Problem:
Images are excluded; otherwise, output every record exactly.

(Dataset items)

▬▬▬

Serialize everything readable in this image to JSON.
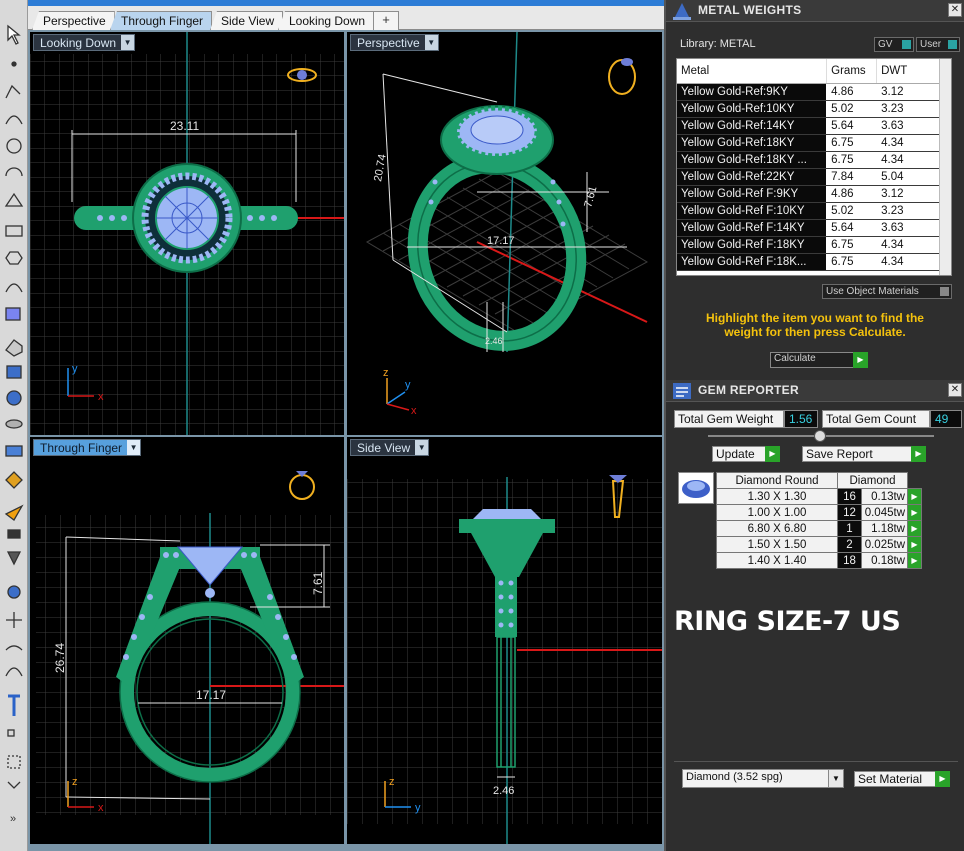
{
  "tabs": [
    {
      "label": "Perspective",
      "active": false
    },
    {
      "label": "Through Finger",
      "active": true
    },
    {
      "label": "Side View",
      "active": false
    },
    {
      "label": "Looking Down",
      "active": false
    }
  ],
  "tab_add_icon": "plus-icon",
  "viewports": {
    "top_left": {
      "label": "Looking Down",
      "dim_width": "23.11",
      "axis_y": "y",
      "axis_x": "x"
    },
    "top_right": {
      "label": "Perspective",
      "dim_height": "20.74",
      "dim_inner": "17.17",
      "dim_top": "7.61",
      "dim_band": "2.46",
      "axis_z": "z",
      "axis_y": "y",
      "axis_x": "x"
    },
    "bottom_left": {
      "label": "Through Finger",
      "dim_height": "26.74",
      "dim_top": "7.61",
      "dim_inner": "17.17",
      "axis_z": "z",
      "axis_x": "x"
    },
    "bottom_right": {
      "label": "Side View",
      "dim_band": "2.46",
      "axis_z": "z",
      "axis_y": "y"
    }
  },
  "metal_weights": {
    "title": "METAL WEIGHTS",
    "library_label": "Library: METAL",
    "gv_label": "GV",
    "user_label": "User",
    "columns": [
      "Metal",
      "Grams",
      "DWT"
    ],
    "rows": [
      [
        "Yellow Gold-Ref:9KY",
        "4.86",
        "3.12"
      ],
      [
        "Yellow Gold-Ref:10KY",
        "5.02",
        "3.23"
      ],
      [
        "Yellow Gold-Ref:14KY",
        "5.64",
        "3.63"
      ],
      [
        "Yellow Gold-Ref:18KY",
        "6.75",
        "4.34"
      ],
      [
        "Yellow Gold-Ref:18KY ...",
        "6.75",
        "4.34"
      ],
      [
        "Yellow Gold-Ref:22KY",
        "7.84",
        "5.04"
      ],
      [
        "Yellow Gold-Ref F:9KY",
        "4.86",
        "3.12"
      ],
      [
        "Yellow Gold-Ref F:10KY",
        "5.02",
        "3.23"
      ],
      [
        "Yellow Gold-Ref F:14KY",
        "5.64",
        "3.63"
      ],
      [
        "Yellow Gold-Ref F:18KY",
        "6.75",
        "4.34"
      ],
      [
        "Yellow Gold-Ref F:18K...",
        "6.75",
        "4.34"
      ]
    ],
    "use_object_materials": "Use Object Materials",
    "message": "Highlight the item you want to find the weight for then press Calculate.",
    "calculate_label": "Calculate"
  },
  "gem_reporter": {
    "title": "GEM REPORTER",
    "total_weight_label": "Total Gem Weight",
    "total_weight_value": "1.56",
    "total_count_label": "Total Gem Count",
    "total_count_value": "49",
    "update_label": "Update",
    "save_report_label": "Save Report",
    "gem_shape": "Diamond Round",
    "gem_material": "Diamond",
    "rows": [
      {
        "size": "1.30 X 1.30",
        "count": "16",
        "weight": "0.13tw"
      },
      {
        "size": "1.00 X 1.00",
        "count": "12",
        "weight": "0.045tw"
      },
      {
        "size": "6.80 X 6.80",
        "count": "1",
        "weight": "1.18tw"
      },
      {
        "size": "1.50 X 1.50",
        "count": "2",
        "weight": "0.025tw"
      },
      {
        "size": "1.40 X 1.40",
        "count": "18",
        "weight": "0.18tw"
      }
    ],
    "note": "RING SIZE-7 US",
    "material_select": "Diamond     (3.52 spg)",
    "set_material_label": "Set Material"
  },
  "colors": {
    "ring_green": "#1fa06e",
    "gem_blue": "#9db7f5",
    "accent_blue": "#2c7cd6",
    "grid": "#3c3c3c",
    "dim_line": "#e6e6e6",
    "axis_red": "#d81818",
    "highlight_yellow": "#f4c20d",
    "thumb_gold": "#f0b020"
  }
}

▬▬▬

Solution to this task:
Serialize everything readable in this image to JSON.
{
  "tabs": [
    {
      "label": "Perspective",
      "active": false
    },
    {
      "label": "Through Finger",
      "active": true
    },
    {
      "label": "Side View",
      "active": false
    },
    {
      "label": "Looking Down",
      "active": false
    }
  ],
  "tab_add_icon": "plus-icon",
  "viewports": {
    "top_left": {
      "label": "Looking Down",
      "dim_width": "23.11",
      "axis_y": "y",
      "axis_x": "x"
    },
    "top_right": {
      "label": "Perspective",
      "dim_height": "20.74",
      "dim_inner": "17.17",
      "dim_top": "7.61",
      "dim_band": "2.46",
      "axis_z": "z",
      "axis_y": "y",
      "axis_x": "x"
    },
    "bottom_left": {
      "label": "Through Finger",
      "dim_height": "26.74",
      "dim_top": "7.61",
      "dim_inner": "17.17",
      "axis_z": "z",
      "axis_x": "x"
    },
    "bottom_right": {
      "label": "Side View",
      "dim_band": "2.46",
      "axis_z": "z",
      "axis_y": "y"
    }
  },
  "metal_weights": {
    "title": "METAL WEIGHTS",
    "library_label": "Library: METAL",
    "gv_label": "GV",
    "user_label": "User",
    "columns": [
      "Metal",
      "Grams",
      "DWT"
    ],
    "rows": [
      [
        "Yellow Gold-Ref:9KY",
        "4.86",
        "3.12"
      ],
      [
        "Yellow Gold-Ref:10KY",
        "5.02",
        "3.23"
      ],
      [
        "Yellow Gold-Ref:14KY",
        "5.64",
        "3.63"
      ],
      [
        "Yellow Gold-Ref:18KY",
        "6.75",
        "4.34"
      ],
      [
        "Yellow Gold-Ref:18KY ...",
        "6.75",
        "4.34"
      ],
      [
        "Yellow Gold-Ref:22KY",
        "7.84",
        "5.04"
      ],
      [
        "Yellow Gold-Ref F:9KY",
        "4.86",
        "3.12"
      ],
      [
        "Yellow Gold-Ref F:10KY",
        "5.02",
        "3.23"
      ],
      [
        "Yellow Gold-Ref F:14KY",
        "5.64",
        "3.63"
      ],
      [
        "Yellow Gold-Ref F:18KY",
        "6.75",
        "4.34"
      ],
      [
        "Yellow Gold-Ref F:18K...",
        "6.75",
        "4.34"
      ]
    ],
    "use_object_materials": "Use Object Materials",
    "message": "Highlight the item you want to find the weight for then press Calculate.",
    "calculate_label": "Calculate"
  },
  "gem_reporter": {
    "title": "GEM REPORTER",
    "total_weight_label": "Total Gem Weight",
    "total_weight_value": "1.56",
    "total_count_label": "Total Gem Count",
    "total_count_value": "49",
    "update_label": "Update",
    "save_report_label": "Save Report",
    "gem_shape": "Diamond Round",
    "gem_material": "Diamond",
    "rows": [
      {
        "size": "1.30 X 1.30",
        "count": "16",
        "weight": "0.13tw"
      },
      {
        "size": "1.00 X 1.00",
        "count": "12",
        "weight": "0.045tw"
      },
      {
        "size": "6.80 X 6.80",
        "count": "1",
        "weight": "1.18tw"
      },
      {
        "size": "1.50 X 1.50",
        "count": "2",
        "weight": "0.025tw"
      },
      {
        "size": "1.40 X 1.40",
        "count": "18",
        "weight": "0.18tw"
      }
    ],
    "note": "RING SIZE-7 US",
    "material_select": "Diamond     (3.52 spg)",
    "set_material_label": "Set Material"
  },
  "colors": {
    "ring_green": "#1fa06e",
    "gem_blue": "#9db7f5",
    "accent_blue": "#2c7cd6",
    "grid": "#3c3c3c",
    "dim_line": "#e6e6e6",
    "axis_red": "#d81818",
    "highlight_yellow": "#f4c20d",
    "thumb_gold": "#f0b020"
  }
}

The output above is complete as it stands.